# [WHAT NEEDS TO BE DONE]
Return the listing below unchanged, minus its pictures.
###
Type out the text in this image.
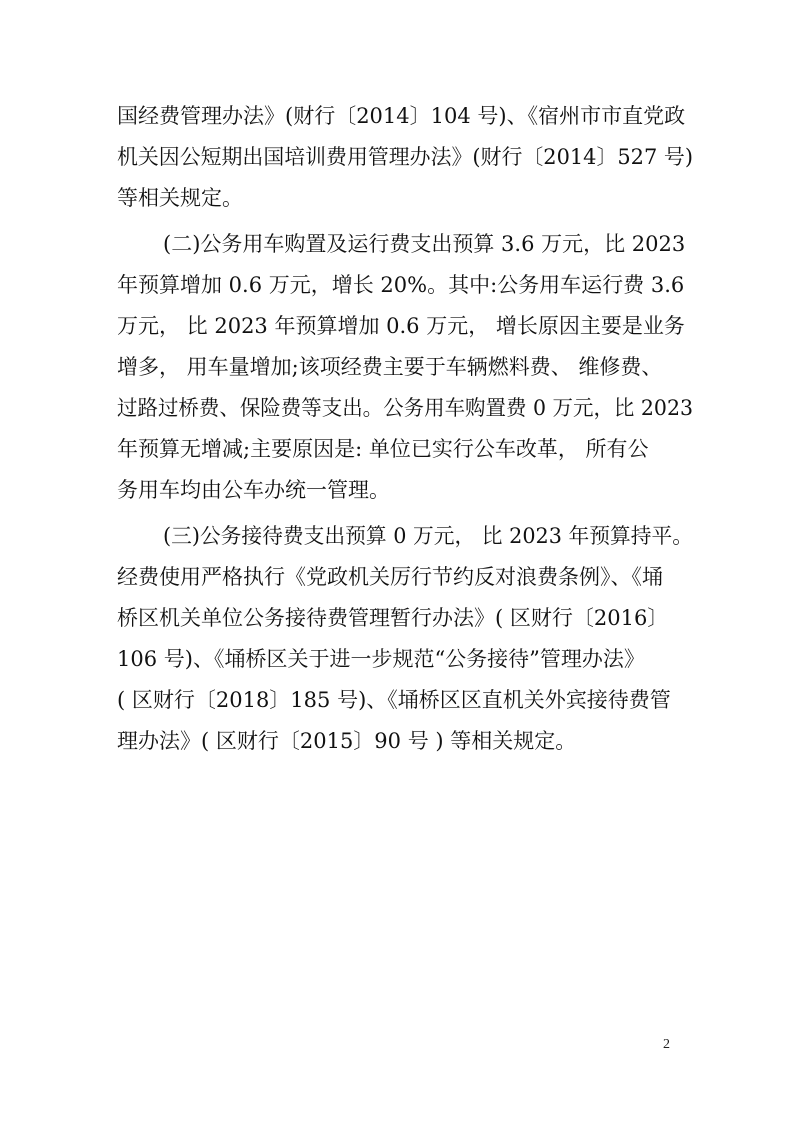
国经费管理办法》(财行〔2014〕104 号)、《宿州市市直党政
机关因公短期出国培训费用管理办法》(财行〔2014〕527 号)
等相关规定。
(二)公务用车购置及运行费支出预算 3.6 万元，比 2023
年预算增加 0.6 万元，增长 20%。其中:公务用车运行费 3.6
万元， 比 2023 年预算增加 0.6 万元， 增长原因主要是业务
增多， 用车量增加;该项经费主要于车辆燃料费、 维修费、
过路过桥费、保险费等支出。公务用车购置费 0 万元，比 2023
年预算无增减;主要原因是: 单位已实行公车改革， 所有公
务用车均由公车办统一管理。
(三)公务接待费支出预算 0 万元， 比 2023 年预算持平。
经费使用严格执行《党政机关厉行节约反对浪费条例》、《埇
桥区机关单位公务接待费管理暂行办法》( 区财行〔2016〕
106 号)、《埇桥区关于进一步规范“公务接待”管理办法》
( 区财行〔2018〕185 号)、《埇桥区区直机关外宾接待费管
理办法》( 区财行〔2015〕90 号 ) 等相关规定。
2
###
# [EXERCISE RESPONSE]
Type out the text in this image.
国经费管理办法》(财行〔2014〕104 号)、《宿州市市直党政
机关因公短期出国培训费用管理办法》(财行〔2014〕527 号)
等相关规定。
(二)公务用车购置及运行费支出预算 3.6 万元，比 2023
年预算增加 0.6 万元，增长 20%。其中:公务用车运行费 3.6
万元， 比 2023 年预算增加 0.6 万元， 增长原因主要是业务
增多， 用车量增加;该项经费主要于车辆燃料费、 维修费、
过路过桥费、保险费等支出。公务用车购置费 0 万元，比 2023
年预算无增减;主要原因是: 单位已实行公车改革， 所有公
务用车均由公车办统一管理。
(三)公务接待费支出预算 0 万元， 比 2023 年预算持平。
经费使用严格执行《党政机关厉行节约反对浪费条例》、《埇
桥区机关单位公务接待费管理暂行办法》( 区财行〔2016〕
106 号)、《埇桥区关于进一步规范“公务接待”管理办法》
( 区财行〔2018〕185 号)、《埇桥区区直机关外宾接待费管
理办法》( 区财行〔2015〕90 号 ) 等相关规定。
2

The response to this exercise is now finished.